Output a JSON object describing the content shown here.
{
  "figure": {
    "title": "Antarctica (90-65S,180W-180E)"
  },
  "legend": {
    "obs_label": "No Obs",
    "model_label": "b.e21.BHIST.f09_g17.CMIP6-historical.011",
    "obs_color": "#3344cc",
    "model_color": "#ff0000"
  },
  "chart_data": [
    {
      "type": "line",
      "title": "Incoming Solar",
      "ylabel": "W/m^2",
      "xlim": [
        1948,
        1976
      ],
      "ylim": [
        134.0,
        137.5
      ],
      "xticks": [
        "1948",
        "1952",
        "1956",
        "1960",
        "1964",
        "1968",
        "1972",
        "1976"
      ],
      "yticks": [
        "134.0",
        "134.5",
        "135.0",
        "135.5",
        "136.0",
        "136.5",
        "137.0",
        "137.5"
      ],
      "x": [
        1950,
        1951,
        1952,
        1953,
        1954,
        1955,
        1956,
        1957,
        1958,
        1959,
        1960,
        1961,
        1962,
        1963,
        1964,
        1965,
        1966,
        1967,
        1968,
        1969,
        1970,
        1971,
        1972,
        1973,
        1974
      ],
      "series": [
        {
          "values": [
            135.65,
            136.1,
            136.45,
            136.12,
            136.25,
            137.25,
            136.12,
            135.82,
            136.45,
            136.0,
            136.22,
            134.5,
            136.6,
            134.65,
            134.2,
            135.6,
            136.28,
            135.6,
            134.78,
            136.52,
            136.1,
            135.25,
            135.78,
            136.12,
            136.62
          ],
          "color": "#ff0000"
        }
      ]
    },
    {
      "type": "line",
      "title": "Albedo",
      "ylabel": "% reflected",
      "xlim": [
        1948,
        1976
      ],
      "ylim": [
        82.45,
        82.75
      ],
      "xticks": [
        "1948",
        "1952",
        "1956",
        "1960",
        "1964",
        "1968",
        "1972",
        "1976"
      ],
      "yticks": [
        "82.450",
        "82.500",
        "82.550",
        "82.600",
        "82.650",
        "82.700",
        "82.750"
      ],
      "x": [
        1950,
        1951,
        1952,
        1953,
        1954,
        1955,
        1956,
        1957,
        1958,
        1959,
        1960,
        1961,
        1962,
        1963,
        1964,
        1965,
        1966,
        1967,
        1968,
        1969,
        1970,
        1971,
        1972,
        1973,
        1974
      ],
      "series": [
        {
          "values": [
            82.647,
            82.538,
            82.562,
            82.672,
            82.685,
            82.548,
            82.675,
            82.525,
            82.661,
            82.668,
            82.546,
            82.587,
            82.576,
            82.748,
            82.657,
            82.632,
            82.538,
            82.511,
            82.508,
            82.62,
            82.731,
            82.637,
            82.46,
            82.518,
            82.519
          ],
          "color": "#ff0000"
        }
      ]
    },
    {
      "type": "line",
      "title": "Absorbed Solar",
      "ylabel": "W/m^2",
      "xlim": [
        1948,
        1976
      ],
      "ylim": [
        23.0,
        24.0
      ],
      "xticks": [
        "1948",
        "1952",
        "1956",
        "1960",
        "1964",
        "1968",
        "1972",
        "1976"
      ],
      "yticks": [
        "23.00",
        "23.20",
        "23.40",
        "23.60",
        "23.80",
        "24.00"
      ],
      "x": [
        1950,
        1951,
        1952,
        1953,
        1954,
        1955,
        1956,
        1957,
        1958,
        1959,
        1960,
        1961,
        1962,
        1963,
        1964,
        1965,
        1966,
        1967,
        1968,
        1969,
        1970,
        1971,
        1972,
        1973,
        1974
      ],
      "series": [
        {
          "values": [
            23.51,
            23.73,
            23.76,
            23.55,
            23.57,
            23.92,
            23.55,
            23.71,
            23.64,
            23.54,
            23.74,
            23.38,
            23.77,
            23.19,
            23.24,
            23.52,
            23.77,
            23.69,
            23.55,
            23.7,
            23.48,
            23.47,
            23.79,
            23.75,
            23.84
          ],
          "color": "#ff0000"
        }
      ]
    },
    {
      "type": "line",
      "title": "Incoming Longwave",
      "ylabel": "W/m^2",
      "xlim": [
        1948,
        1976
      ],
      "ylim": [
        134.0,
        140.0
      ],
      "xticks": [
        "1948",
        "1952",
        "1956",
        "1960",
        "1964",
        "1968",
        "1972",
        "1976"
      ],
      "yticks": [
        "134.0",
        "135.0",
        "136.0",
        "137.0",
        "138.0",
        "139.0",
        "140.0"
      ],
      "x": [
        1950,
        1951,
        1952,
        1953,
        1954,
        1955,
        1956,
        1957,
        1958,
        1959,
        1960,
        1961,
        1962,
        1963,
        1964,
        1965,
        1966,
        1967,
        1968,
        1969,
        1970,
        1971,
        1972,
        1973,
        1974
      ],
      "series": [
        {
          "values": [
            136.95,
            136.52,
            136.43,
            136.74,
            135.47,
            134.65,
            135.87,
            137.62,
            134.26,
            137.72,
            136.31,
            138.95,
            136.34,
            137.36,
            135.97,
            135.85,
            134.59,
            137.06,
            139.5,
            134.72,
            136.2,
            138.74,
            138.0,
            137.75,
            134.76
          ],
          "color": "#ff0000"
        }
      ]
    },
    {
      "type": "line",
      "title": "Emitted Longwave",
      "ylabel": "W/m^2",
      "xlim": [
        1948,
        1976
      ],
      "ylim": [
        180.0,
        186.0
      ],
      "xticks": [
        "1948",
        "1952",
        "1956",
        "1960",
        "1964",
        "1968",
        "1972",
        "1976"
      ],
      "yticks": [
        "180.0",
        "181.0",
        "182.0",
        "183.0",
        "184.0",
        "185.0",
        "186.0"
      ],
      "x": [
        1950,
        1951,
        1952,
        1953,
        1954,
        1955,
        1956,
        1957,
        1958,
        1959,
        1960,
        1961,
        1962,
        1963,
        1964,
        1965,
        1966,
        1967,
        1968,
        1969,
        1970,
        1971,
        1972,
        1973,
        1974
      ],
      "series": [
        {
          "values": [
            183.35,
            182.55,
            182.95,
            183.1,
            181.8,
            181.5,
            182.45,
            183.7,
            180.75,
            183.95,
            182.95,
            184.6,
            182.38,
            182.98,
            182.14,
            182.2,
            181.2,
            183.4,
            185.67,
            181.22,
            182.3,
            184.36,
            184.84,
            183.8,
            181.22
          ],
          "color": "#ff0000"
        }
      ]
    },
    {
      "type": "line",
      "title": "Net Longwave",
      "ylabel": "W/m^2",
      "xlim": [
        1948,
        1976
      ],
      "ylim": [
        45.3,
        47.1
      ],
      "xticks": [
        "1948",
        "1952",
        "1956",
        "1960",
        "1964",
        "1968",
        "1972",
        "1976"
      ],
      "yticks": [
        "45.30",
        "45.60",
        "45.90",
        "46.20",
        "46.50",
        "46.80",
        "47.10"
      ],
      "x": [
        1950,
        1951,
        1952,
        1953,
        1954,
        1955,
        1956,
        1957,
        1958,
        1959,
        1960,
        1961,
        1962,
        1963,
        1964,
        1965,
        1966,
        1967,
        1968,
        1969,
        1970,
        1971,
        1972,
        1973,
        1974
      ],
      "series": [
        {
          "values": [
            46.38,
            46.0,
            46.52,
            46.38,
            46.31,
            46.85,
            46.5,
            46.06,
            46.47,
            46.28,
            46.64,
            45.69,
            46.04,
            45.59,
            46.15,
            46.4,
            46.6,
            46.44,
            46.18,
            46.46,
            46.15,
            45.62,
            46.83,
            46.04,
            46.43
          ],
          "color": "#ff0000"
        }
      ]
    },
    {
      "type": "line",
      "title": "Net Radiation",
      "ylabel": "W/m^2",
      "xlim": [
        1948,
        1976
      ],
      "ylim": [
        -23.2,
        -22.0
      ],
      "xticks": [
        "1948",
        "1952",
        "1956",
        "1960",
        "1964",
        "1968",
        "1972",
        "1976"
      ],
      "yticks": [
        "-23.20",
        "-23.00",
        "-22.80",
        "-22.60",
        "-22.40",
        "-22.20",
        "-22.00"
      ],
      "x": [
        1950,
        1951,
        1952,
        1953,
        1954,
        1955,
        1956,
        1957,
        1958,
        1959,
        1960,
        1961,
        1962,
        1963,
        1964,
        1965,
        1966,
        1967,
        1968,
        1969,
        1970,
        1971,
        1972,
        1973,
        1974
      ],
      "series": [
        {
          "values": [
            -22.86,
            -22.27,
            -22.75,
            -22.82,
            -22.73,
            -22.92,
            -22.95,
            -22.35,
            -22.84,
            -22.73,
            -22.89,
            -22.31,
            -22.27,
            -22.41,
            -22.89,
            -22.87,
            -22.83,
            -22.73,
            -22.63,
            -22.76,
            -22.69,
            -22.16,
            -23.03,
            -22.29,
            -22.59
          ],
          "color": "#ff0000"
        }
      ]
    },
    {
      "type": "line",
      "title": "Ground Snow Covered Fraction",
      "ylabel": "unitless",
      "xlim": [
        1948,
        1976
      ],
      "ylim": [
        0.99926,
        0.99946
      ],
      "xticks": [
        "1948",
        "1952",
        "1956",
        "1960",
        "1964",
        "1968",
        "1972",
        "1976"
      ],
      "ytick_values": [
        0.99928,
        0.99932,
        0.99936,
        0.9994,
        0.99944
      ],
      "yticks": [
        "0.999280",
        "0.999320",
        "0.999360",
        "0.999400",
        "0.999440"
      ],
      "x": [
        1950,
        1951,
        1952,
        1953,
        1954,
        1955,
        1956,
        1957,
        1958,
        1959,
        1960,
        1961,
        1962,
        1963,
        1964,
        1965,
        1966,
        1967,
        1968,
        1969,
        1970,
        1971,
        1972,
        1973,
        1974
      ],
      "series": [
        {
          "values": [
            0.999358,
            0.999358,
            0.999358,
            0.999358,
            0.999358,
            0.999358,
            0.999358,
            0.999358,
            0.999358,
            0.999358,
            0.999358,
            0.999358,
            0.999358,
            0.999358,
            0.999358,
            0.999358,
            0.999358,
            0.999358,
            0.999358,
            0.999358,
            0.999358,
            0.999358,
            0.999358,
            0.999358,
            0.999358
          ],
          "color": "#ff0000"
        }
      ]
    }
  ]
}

### TASK STATEMENT
Locate all lines that include the word "Solar" and copy them out.

### RESULT OF THE TASK
      "title": "Incoming Solar",
      "title": "Absorbed Solar",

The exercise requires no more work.